## Job
Retype the lines in the items below from the line with "point <box>503 258 512 267</box>" up to and including the line with "point <box>296 287 305 296</box>", reproducing each one without any change.

## Data section

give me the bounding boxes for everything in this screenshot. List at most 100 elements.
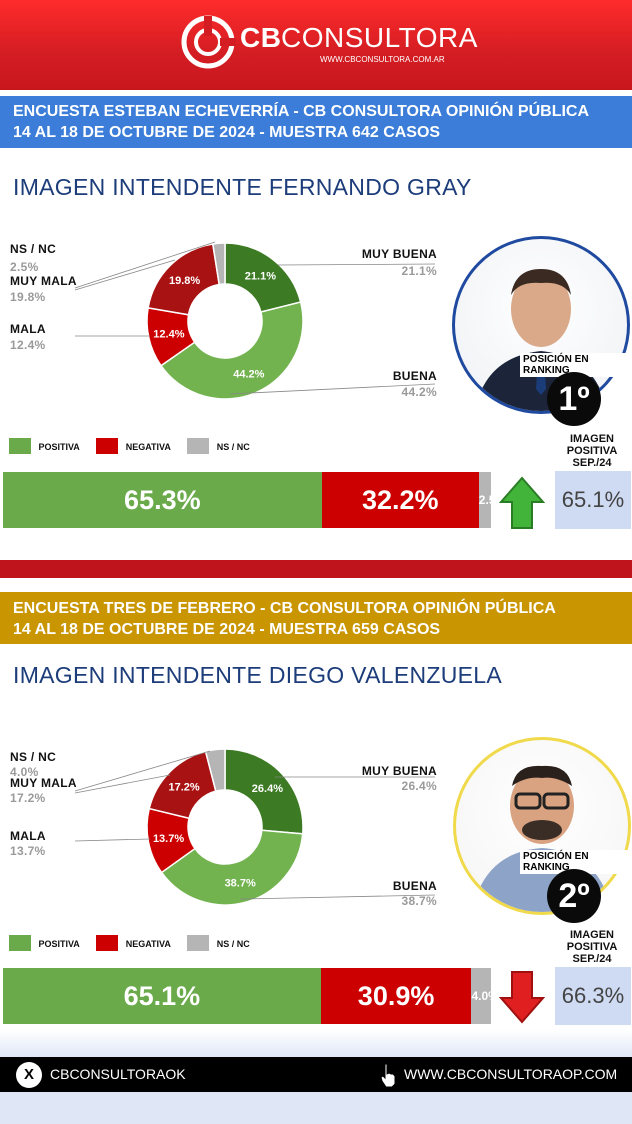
section-separator <box>0 560 632 578</box>
bar-segment-negativa-1: 32.2% <box>321 472 479 528</box>
donut-slice-muy-buena-2 <box>224 748 304 835</box>
legend-swatch-positiva-2 <box>9 934 31 951</box>
brand-prefix: CB <box>240 22 282 53</box>
donut-label-muy-mala-1: 19.8% <box>169 275 200 287</box>
label-muy-buena-2: MUY BUENA <box>361 764 437 778</box>
pointer-hand-icon <box>380 1063 396 1088</box>
survey-band-1-line1: ENCUESTA ESTEBAN ECHEVERRÍA - CB CONSULT… <box>13 103 590 120</box>
legend-swatch-nsnc-1 <box>187 437 210 454</box>
label-nsnc-1: NS / NC <box>10 242 57 256</box>
brand-name: CONSULTORA <box>281 22 478 53</box>
survey-band-2-line1: ENCUESTA TRES DE FEBRERO - CB CONSULTORA… <box>13 600 556 617</box>
legend-swatch-negativa-1 <box>96 437 119 454</box>
prev-label-line2-2: POSITIVA <box>566 941 618 953</box>
footer-handle[interactable]: CBCONSULTORAOK <box>50 1066 186 1082</box>
label-nsnc-2: NS / NC <box>10 750 57 764</box>
donut-label-buena-1: 44.2% <box>233 368 264 380</box>
prev-label-line1-2: IMAGEN <box>570 929 614 941</box>
prev-label-line3-2: SEP./24 <box>572 953 612 965</box>
pct-mala-1: 12.4% <box>10 338 46 352</box>
bar-segment-positiva-2: 65.1% <box>3 968 321 1024</box>
donut-chart-1: 21.1% 44.2% 12.4% 19.8% <box>146 242 304 400</box>
donut-label-mala-2: 13.7% <box>153 833 184 845</box>
donut-chart-2: 26.4% 38.7% 13.7% 17.2% <box>146 748 304 906</box>
stacked-bar-1: 65.3% 32.2% 2.5% <box>3 472 491 528</box>
candidate-photo-1 <box>452 236 630 414</box>
pct-muy-buena-2: 26.4% <box>401 779 437 793</box>
brand-logo: CB CONSULTORA WWW.CBCONSULTORA.COM.AR <box>180 14 477 74</box>
survey-band-2-line2: 14 AL 18 DE OCTUBRE DE 2024 - MUESTRA 65… <box>13 621 441 638</box>
survey-band-1-line2: 14 AL 18 DE OCTUBRE DE 2024 - MUESTRA 64… <box>13 124 441 141</box>
bar-segment-negativa-2: 30.9% <box>320 968 472 1024</box>
header-banner: CB CONSULTORA WWW.CBCONSULTORA.COM.AR <box>0 0 632 90</box>
pct-mala-2: 13.7% <box>10 844 46 858</box>
legend-positiva-1: POSITIVA <box>38 442 80 452</box>
pct-nsnc-2: 4.0% <box>10 765 39 779</box>
arrow-down-icon <box>499 971 545 1024</box>
prev-positive-value-1: 65.1% <box>555 471 631 529</box>
section-1-title: IMAGEN INTENDENTE FERNANDO GRAY <box>13 174 472 200</box>
donut-label-muy-mala-2: 17.2% <box>168 782 199 794</box>
bar-segment-nsnc-2: 4.0% <box>471 968 491 1024</box>
label-muy-buena-1: MUY BUENA <box>361 247 437 261</box>
pct-muy-mala-1: 19.8% <box>10 290 46 304</box>
label-mala-1: MALA <box>10 322 46 336</box>
legend-negativa-2: NEGATIVA <box>125 939 171 949</box>
person-silhouette-icon <box>475 269 607 411</box>
rank-badge-1: 1º <box>547 372 601 426</box>
cb-logo-icon <box>181 15 236 69</box>
label-buena-2: BUENA <box>392 879 437 893</box>
donut-slice-muy-buena-1 <box>224 242 302 313</box>
leader-lines-2 <box>74 750 436 900</box>
bar-segment-positiva-1: 65.3% <box>3 472 322 528</box>
pct-buena-2: 38.7% <box>401 894 437 908</box>
label-muy-mala-1: MUY MALA <box>10 274 77 288</box>
label-muy-mala-2: MUY MALA <box>10 776 77 790</box>
pct-muy-mala-2: 17.2% <box>10 791 46 805</box>
legend-positiva-2: POSITIVA <box>38 939 80 949</box>
candidate-photo-2 <box>453 737 631 915</box>
legend-nsnc-2: NS / NC <box>216 939 250 949</box>
legend-2: POSITIVA NEGATIVA NS / NC <box>9 934 250 952</box>
leader-lines-1 <box>74 241 436 395</box>
rank-badge-2: 2º <box>547 869 601 923</box>
donut-slice-buena-1 <box>159 301 304 400</box>
legend-swatch-negativa-2 <box>96 934 119 951</box>
x-social-icon[interactable]: X <box>16 1062 42 1088</box>
pct-muy-buena-1: 21.1% <box>401 264 437 278</box>
donut-label-muy-buena-1: 21.1% <box>245 271 276 283</box>
donut-label-mala-1: 12.4% <box>153 329 184 341</box>
legend-swatch-positiva-1 <box>9 437 31 454</box>
legend-nsnc-1: NS / NC <box>216 442 250 452</box>
footer-fade <box>0 1030 632 1057</box>
header-website: WWW.CBCONSULTORA.COM.AR <box>320 55 445 64</box>
prev-label-line2-1: POSITIVA <box>566 445 618 457</box>
prev-label-line1-1: IMAGEN <box>570 433 614 445</box>
footer-bottom <box>0 1092 632 1124</box>
legend-negativa-1: NEGATIVA <box>125 442 171 452</box>
section-2-title: IMAGEN INTENDENTE DIEGO VALENZUELA <box>13 662 503 688</box>
bar-segment-nsnc-1: 2.5% <box>478 472 491 528</box>
donut-label-muy-buena-2: 26.4% <box>252 783 283 795</box>
prev-positive-value-2: 66.3% <box>555 967 631 1025</box>
donut-slice-buena-2 <box>160 829 304 906</box>
label-mala-2: MALA <box>10 829 46 843</box>
donut-slice-nsnc-2 <box>204 748 226 793</box>
person-silhouette-icon <box>472 765 612 912</box>
arrow-up-icon <box>499 476 545 529</box>
legend-1: POSITIVA NEGATIVA NS / NC <box>9 437 250 455</box>
prev-positive-label-1: IMAGEN POSITIVA SEP./24 <box>556 433 628 469</box>
donut-slice-nsnc-1 <box>211 242 226 286</box>
stacked-bar-2: 65.1% 30.9% 4.0% <box>3 968 491 1024</box>
donut-label-buena-2: 38.7% <box>225 877 256 889</box>
label-buena-1: BUENA <box>392 369 437 383</box>
footer-bar: X CBCONSULTORAOK WWW.CBCONSULTORAOP.COM <box>0 1057 632 1092</box>
legend-swatch-nsnc-2 <box>187 934 210 951</box>
survey-band-2: ENCUESTA TRES DE FEBRERO - CB CONSULTORA… <box>0 592 632 644</box>
pct-buena-1: 44.2% <box>401 385 437 399</box>
survey-band-1: ENCUESTA ESTEBAN ECHEVERRÍA - CB CONSULT… <box>0 96 632 148</box>
footer-website[interactable]: WWW.CBCONSULTORAOP.COM <box>404 1066 618 1082</box>
prev-positive-label-2: IMAGEN POSITIVA SEP./24 <box>556 929 628 965</box>
prev-label-line3-1: SEP./24 <box>572 457 612 469</box>
pct-nsnc-1: 2.5% <box>10 260 39 274</box>
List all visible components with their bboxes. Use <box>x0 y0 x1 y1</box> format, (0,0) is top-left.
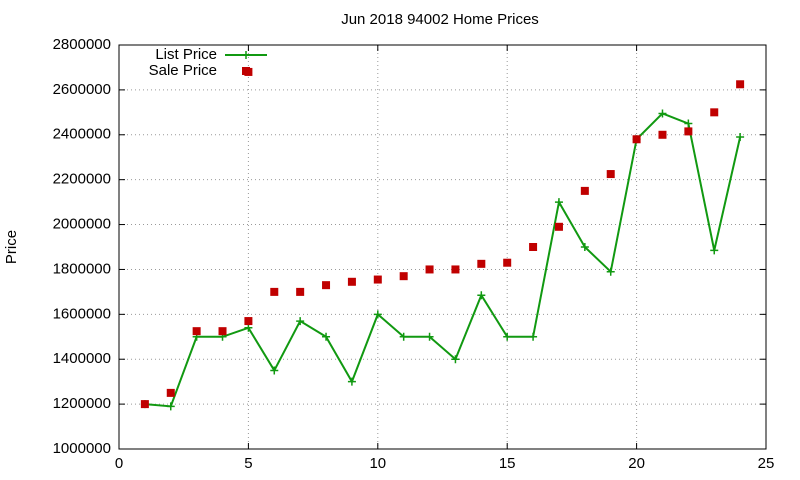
point <box>503 258 512 267</box>
point <box>529 243 538 251</box>
legend-label: Sale Price <box>149 62 217 79</box>
point <box>736 80 745 89</box>
point <box>347 377 356 386</box>
point <box>425 332 434 341</box>
point <box>244 317 253 326</box>
point <box>322 281 331 290</box>
point <box>166 402 175 411</box>
y-tick-label: 2000000 <box>53 216 111 233</box>
point <box>296 287 305 296</box>
x-tick-label: 0 <box>115 455 123 472</box>
y-tick-label: 1000000 <box>53 440 111 457</box>
point <box>632 135 641 144</box>
y-tick-label: 1400000 <box>53 350 111 367</box>
point <box>192 327 201 336</box>
y-tick-label: 1600000 <box>53 305 111 322</box>
point <box>373 310 382 319</box>
point <box>451 265 460 274</box>
point <box>554 222 563 231</box>
plot-frame <box>118 44 767 450</box>
point <box>658 130 667 139</box>
point <box>399 272 408 281</box>
point <box>503 332 512 341</box>
point <box>580 243 589 251</box>
point <box>580 186 589 195</box>
series-line <box>144 112 742 408</box>
y-tick-label: 2600000 <box>53 81 111 98</box>
y-tick-label: 2400000 <box>53 126 111 143</box>
point <box>710 246 719 255</box>
point <box>684 127 693 136</box>
point <box>244 67 253 76</box>
y-tick-label: 2800000 <box>53 36 111 53</box>
point <box>296 317 305 326</box>
legend-label: List Price <box>155 46 217 63</box>
y-axis-label: Price <box>3 230 20 264</box>
point <box>218 327 227 336</box>
chart-title: Jun 2018 94002 Home Prices <box>341 11 539 28</box>
point <box>606 170 615 179</box>
point <box>425 265 434 274</box>
point <box>373 275 382 284</box>
x-tick-label: 5 <box>244 455 252 472</box>
point <box>270 366 279 375</box>
point <box>477 259 486 268</box>
x-tick-label: 20 <box>628 455 645 472</box>
point <box>451 355 460 364</box>
point <box>606 267 615 276</box>
y-tick-label: 1200000 <box>53 395 111 412</box>
y-tick-label: 2200000 <box>53 171 111 188</box>
x-tick-label: 25 <box>758 455 775 472</box>
y-tick-label: 1800000 <box>53 260 111 277</box>
point <box>322 332 331 341</box>
point <box>684 119 693 128</box>
x-tick-label: 15 <box>499 455 516 472</box>
point <box>658 109 667 118</box>
point <box>166 388 175 397</box>
x-tick-label: 10 <box>369 455 386 472</box>
point <box>529 332 538 341</box>
point <box>399 332 408 341</box>
point <box>710 108 719 117</box>
point <box>347 277 356 286</box>
point <box>140 400 149 409</box>
point <box>244 323 253 332</box>
point <box>554 198 563 207</box>
legend-marker <box>242 51 250 59</box>
point <box>736 133 745 142</box>
point <box>270 287 279 296</box>
point <box>477 291 486 300</box>
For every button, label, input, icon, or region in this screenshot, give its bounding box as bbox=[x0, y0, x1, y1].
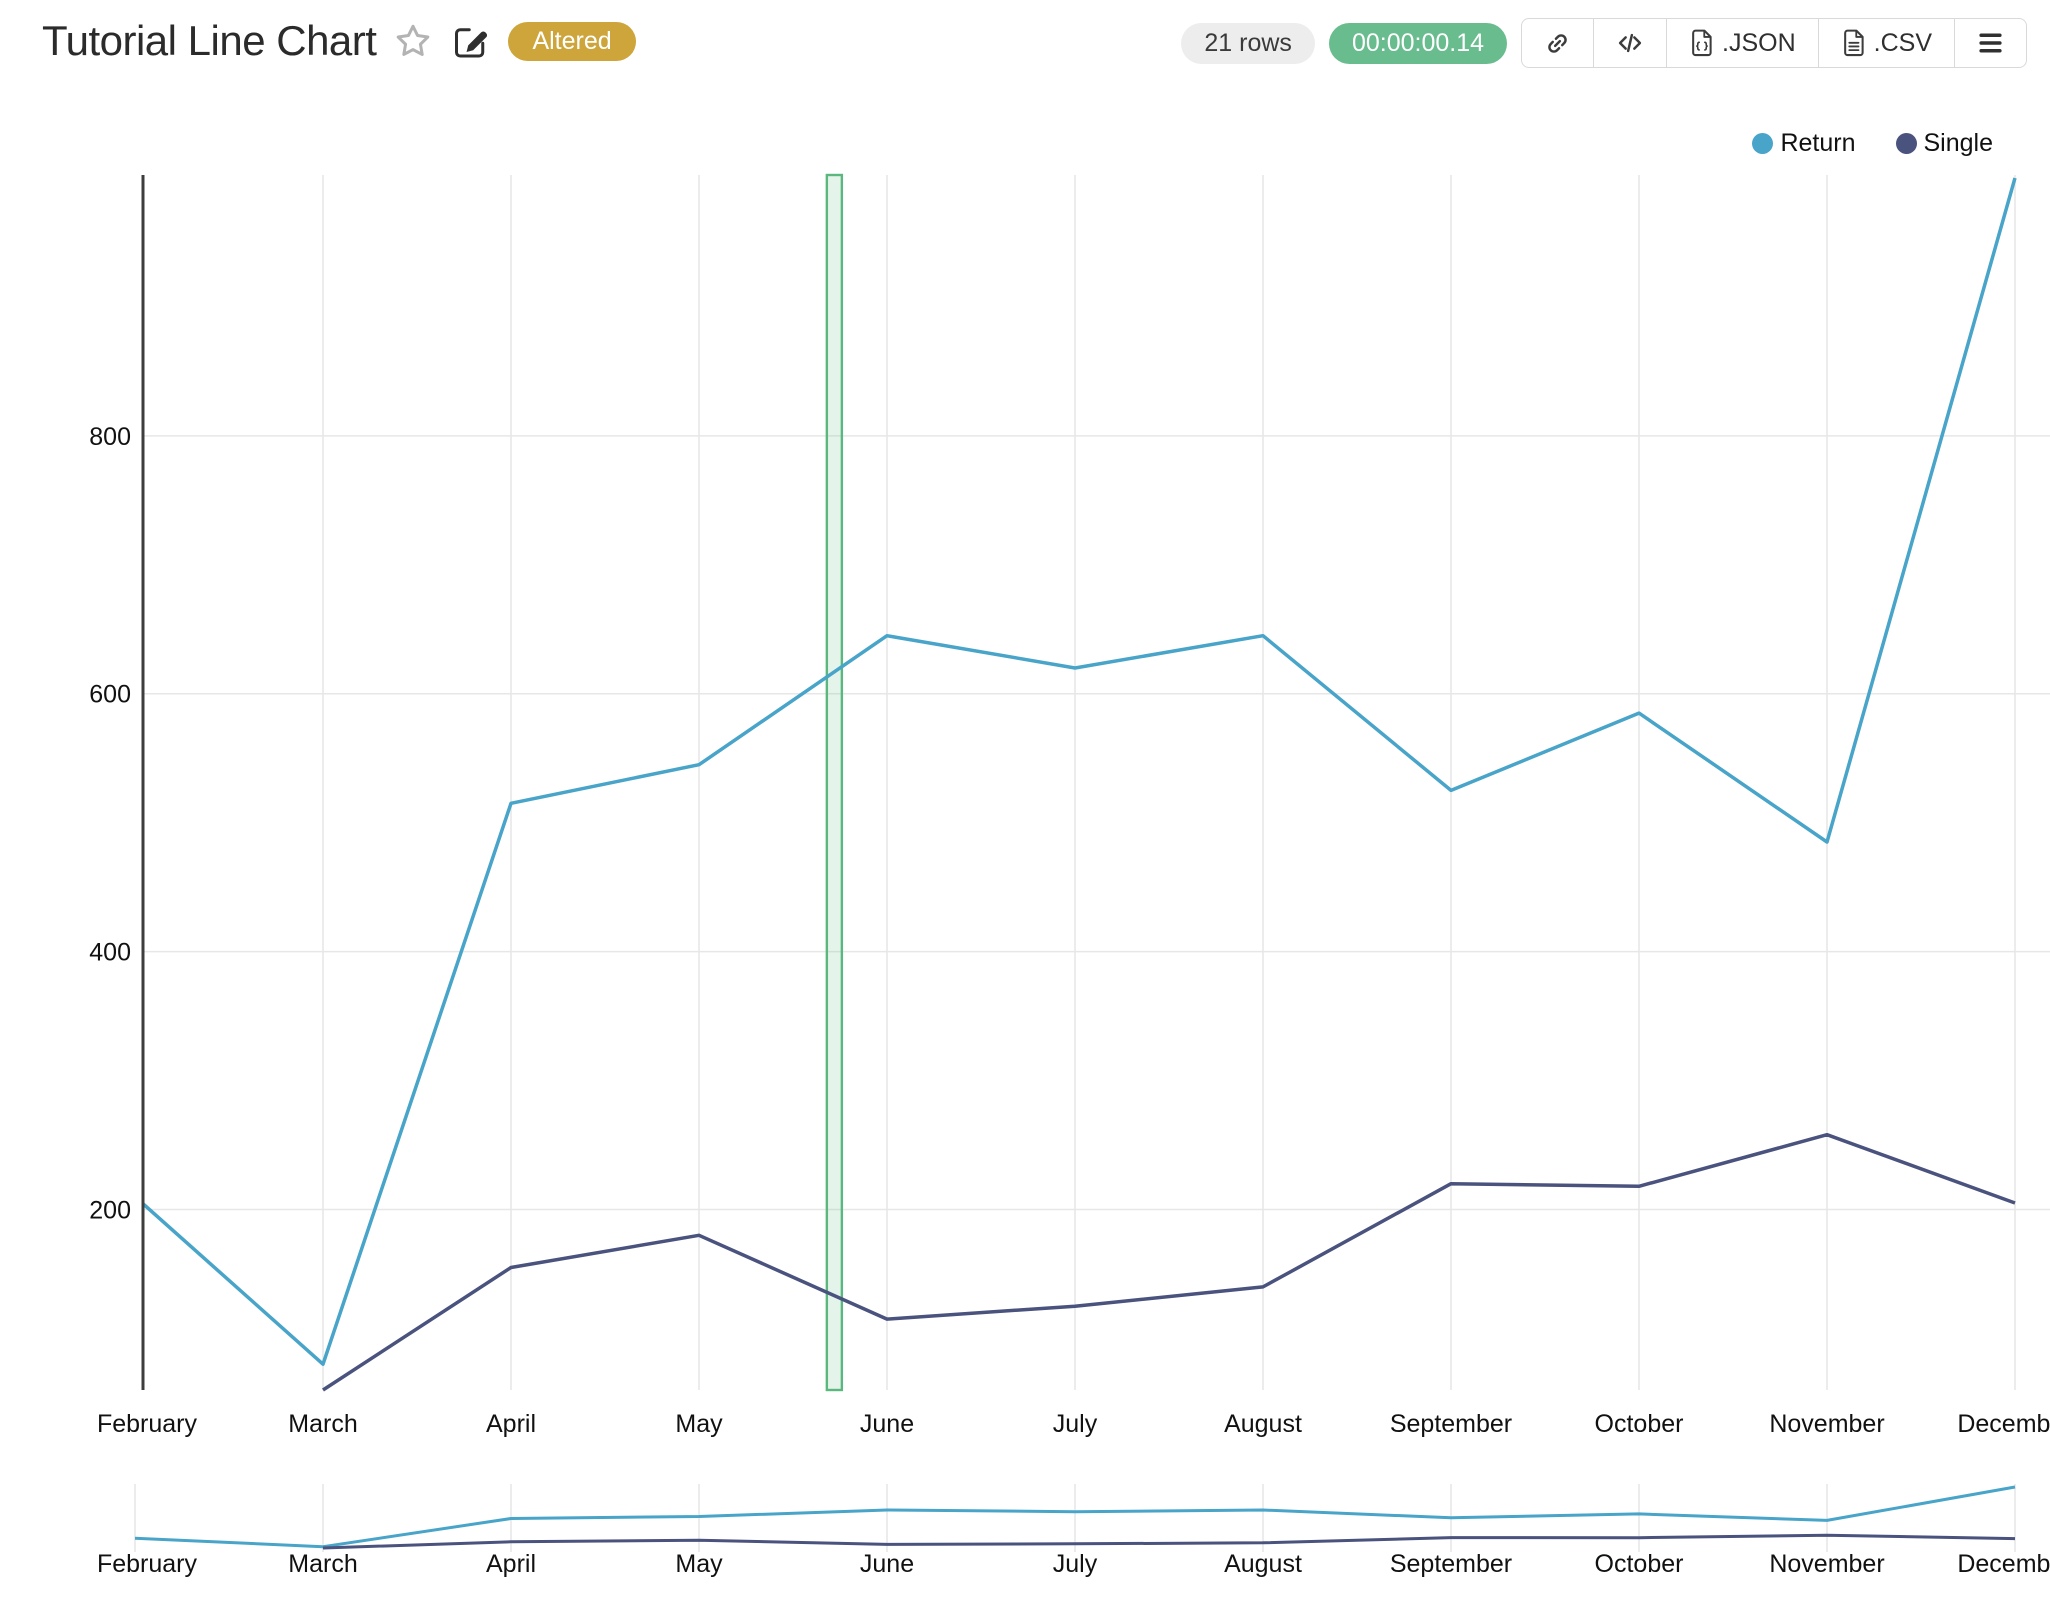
copy-link-button[interactable] bbox=[1522, 19, 1593, 67]
svg-text:July: July bbox=[1053, 1410, 1098, 1438]
svg-text:December: December bbox=[1957, 1410, 2050, 1438]
svg-text:October: October bbox=[1595, 1410, 1684, 1438]
svg-text:September: September bbox=[1390, 1410, 1512, 1438]
query-duration-badge: 00:00:00.14 bbox=[1328, 22, 1508, 64]
minimap-line-return bbox=[134, 1485, 2016, 1549]
row-count-badge: 21 rows bbox=[1181, 22, 1315, 64]
embed-code-button[interactable] bbox=[1593, 19, 1666, 67]
svg-text:March: March bbox=[288, 1410, 357, 1438]
svg-text:September: September bbox=[1390, 1550, 1512, 1578]
svg-text:600: 600 bbox=[89, 681, 131, 709]
export-csv-button[interactable]: .CSV bbox=[1817, 19, 1954, 67]
svg-text:February: February bbox=[97, 1410, 198, 1438]
svg-text:June: June bbox=[860, 1550, 914, 1578]
altered-badge: Altered bbox=[508, 21, 636, 61]
svg-text:November: November bbox=[1769, 1550, 1884, 1578]
chart-legend: Return Single bbox=[1752, 129, 1993, 158]
menu-button[interactable] bbox=[1954, 19, 2026, 67]
edit-pencil-icon bbox=[455, 28, 488, 58]
export-csv-label: .CSV bbox=[1873, 28, 1932, 57]
code-icon bbox=[1618, 33, 1642, 53]
svg-text:November: November bbox=[1769, 1410, 1884, 1438]
series-line-return[interactable] bbox=[135, 177, 2017, 1366]
series-line-single[interactable] bbox=[322, 1132, 2016, 1392]
svg-text:May: May bbox=[675, 1410, 723, 1438]
svg-text:December: December bbox=[1957, 1550, 2050, 1578]
header: Tutorial Line Chart Altered 21 rows 00:0… bbox=[0, 0, 2050, 90]
svg-text:June: June bbox=[860, 1410, 914, 1438]
legend-item-single[interactable]: Single bbox=[1895, 129, 1994, 158]
export-json-button[interactable]: .JSON bbox=[1666, 19, 1818, 67]
svg-text:400: 400 bbox=[89, 939, 131, 967]
page-title: Tutorial Line Chart bbox=[42, 17, 377, 64]
svg-text:May: May bbox=[675, 1550, 723, 1578]
x-axis-labels: February March April May June July August Septe… bbox=[97, 1410, 2050, 1438]
minimap-line-single bbox=[322, 1533, 2016, 1550]
menu-icon bbox=[1979, 33, 2002, 53]
svg-text:April: April bbox=[486, 1550, 536, 1578]
svg-text:July: July bbox=[1053, 1550, 1098, 1578]
svg-text:October: October bbox=[1595, 1550, 1684, 1578]
csv-file-icon bbox=[1843, 29, 1864, 57]
highlight-band[interactable] bbox=[825, 173, 844, 1392]
favorite-star-button[interactable] bbox=[394, 22, 432, 60]
y-axis-labels: 200 400 600 800 bbox=[89, 423, 131, 1225]
legend-dot-return bbox=[1752, 133, 1774, 154]
legend-dot-single bbox=[1895, 133, 1917, 154]
star-icon bbox=[397, 24, 430, 56]
svg-text:August: August bbox=[1224, 1410, 1302, 1438]
link-icon bbox=[1548, 33, 1567, 53]
gridlines bbox=[143, 175, 2050, 1390]
svg-text:April: April bbox=[486, 1410, 536, 1438]
legend-label-single: Single bbox=[1923, 129, 1994, 157]
svg-text:200: 200 bbox=[89, 1196, 131, 1224]
json-file-icon bbox=[1692, 29, 1712, 57]
legend-label-return: Return bbox=[1780, 129, 1856, 157]
edit-button[interactable] bbox=[452, 23, 488, 59]
export-toolbar: .JSON .CSV bbox=[1521, 18, 2027, 68]
svg-text:March: March bbox=[288, 1550, 357, 1578]
legend-item-return[interactable]: Return bbox=[1752, 129, 1856, 158]
export-json-label: .JSON bbox=[1722, 28, 1796, 57]
svg-text:August: August bbox=[1224, 1550, 1302, 1578]
svg-text:February: February bbox=[97, 1550, 198, 1578]
svg-text:800: 800 bbox=[89, 423, 131, 451]
minimap[interactable]: February March April May June July August Septe… bbox=[97, 1484, 2050, 1578]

## The solution
point <box>503 258 512 267</box>
point <box>529 243 538 251</box>
legend-label: Sale Price <box>149 62 217 79</box>
point <box>736 80 745 89</box>
point <box>347 377 356 386</box>
point <box>425 332 434 341</box>
point <box>244 317 253 326</box>
point <box>322 281 331 290</box>
point <box>166 402 175 411</box>
y-tick-label: 2000000 <box>53 216 111 233</box>
point <box>296 287 305 296</box>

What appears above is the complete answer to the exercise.